WORK REQUIRED –
Locate the lines where "طریق" occurs and copy them as they stand.

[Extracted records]

□ □ □ □ □

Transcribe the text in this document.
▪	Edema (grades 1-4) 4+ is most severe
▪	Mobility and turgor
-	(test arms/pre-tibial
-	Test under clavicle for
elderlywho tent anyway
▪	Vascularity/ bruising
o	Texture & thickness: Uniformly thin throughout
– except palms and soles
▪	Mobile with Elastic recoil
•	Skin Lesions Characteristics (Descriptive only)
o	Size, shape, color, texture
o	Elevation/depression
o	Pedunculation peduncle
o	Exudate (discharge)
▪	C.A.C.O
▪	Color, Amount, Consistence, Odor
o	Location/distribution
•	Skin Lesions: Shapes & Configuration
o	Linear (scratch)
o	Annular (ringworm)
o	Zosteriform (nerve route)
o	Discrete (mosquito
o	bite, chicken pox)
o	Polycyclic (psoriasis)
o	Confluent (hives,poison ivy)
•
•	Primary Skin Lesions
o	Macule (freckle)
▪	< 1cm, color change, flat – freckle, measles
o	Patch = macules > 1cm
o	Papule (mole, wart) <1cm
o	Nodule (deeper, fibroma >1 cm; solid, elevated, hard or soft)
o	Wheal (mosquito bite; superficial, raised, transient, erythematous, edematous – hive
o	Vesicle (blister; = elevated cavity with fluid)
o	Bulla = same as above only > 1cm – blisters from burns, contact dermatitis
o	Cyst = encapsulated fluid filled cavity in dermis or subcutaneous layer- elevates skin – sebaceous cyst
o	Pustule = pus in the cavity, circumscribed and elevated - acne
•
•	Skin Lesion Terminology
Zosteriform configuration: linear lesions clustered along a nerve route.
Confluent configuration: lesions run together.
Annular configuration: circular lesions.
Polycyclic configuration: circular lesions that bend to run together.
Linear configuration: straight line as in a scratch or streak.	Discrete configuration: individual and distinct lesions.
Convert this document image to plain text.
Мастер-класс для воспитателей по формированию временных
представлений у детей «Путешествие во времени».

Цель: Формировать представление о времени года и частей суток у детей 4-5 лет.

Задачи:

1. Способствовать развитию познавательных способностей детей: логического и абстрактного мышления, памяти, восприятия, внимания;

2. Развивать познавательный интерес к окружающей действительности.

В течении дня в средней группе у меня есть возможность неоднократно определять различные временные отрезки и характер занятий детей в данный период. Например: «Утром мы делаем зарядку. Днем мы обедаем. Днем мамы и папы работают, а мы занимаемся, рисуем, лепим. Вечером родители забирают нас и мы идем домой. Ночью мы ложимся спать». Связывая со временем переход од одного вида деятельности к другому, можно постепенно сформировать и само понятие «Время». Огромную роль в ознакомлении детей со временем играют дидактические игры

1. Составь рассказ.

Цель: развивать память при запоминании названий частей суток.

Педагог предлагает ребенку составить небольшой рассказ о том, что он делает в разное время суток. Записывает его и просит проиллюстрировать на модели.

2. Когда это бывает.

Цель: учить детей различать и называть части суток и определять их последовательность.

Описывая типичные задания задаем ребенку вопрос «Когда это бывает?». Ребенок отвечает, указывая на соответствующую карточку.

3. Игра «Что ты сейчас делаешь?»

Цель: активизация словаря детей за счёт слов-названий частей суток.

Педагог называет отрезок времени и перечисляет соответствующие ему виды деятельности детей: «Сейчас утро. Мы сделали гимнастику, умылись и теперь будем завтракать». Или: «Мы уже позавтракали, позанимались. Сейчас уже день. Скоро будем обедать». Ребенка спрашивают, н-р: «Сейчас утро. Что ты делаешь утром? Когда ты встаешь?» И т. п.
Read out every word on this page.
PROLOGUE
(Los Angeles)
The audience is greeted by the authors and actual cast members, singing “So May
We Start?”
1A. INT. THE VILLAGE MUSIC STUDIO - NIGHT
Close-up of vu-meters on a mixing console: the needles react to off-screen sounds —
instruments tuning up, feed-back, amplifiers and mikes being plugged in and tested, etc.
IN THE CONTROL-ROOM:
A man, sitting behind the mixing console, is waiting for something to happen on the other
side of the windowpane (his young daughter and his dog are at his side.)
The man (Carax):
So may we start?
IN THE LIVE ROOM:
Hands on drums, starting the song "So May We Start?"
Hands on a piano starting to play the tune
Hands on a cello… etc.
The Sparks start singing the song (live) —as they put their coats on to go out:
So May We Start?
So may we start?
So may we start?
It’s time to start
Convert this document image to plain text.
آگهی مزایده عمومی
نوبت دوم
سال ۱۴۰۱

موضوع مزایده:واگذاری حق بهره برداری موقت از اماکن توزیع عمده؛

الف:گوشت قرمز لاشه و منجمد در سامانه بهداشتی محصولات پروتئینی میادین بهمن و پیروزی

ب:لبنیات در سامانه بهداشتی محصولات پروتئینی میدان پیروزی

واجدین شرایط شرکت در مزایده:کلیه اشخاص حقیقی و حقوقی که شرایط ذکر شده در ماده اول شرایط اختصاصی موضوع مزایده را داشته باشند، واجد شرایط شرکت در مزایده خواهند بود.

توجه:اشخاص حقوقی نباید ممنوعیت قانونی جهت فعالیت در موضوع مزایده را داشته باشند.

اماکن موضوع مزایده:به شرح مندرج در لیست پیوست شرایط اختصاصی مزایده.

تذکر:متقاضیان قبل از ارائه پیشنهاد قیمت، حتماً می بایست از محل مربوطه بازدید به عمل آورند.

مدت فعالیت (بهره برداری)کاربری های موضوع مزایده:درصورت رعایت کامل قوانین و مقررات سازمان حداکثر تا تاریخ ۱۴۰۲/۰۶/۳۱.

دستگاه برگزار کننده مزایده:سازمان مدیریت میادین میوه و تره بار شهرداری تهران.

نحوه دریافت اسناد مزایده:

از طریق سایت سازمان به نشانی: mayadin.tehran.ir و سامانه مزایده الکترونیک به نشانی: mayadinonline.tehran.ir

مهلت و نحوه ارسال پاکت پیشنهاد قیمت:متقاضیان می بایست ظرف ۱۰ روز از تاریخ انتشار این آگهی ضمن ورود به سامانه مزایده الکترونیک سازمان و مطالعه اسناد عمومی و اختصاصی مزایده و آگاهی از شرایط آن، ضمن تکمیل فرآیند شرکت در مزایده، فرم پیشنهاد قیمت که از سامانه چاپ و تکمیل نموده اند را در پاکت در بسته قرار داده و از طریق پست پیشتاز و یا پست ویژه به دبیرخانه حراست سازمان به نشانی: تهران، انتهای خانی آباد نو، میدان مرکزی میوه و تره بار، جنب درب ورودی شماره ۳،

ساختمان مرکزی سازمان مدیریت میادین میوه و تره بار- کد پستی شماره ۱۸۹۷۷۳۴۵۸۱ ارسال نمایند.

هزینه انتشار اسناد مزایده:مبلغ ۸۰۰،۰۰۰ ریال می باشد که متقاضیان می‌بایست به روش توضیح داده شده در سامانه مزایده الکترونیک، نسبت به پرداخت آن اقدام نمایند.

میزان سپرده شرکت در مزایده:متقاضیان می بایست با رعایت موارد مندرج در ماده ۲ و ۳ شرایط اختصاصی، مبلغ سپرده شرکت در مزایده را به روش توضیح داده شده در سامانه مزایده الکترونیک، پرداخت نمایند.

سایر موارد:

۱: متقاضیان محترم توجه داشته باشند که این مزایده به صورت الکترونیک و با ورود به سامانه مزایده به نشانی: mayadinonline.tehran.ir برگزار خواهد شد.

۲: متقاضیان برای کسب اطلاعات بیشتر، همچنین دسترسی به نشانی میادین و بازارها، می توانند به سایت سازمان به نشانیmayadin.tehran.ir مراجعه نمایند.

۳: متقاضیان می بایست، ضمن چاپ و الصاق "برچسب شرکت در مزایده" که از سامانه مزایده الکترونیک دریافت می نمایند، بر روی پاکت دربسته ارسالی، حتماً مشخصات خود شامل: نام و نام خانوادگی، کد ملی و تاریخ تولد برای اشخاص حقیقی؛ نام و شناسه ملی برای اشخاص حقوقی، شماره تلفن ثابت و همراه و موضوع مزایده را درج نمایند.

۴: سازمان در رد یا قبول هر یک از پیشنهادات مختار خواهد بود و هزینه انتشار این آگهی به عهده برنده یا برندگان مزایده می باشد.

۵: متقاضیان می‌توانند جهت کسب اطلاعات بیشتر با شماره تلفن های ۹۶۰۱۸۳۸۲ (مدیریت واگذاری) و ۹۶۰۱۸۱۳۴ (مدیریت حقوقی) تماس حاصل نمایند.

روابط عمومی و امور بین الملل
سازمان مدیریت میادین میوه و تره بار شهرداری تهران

□ □ □ □ □

WORKED SOLUTION –
از طریق سایت سازمان به نشانی: mayadin.tehran.ir و سامانه مزایده الکترونیک به نشانی: mayadinonline.tehran.ir
مهلت و نحوه ارسال پاکت پیشنهاد قیمت:متقاضیان می بایست ظرف ۱۰ روز از تاریخ انتشار این آگهی ضمن ورود به سامانه مزایده الکترونیک سازمان و مطالعه اسناد عمومی و اختصاصی مزایده و آگاهی از شرایط آن، ضمن تکمیل فرآیند شرکت در مزایده، فرم پیشنهاد قیمت که از سامانه چاپ و تکمیل نموده اند را در پاکت در بسته قرار داده و از طریق پست پیشتاز و یا پست ویژه به دبیرخانه حراست سازمان به نشانی: تهران، انتهای خانی آباد نو، میدان مرکزی میوه و تره بار، جنب درب ورودی شماره ۳،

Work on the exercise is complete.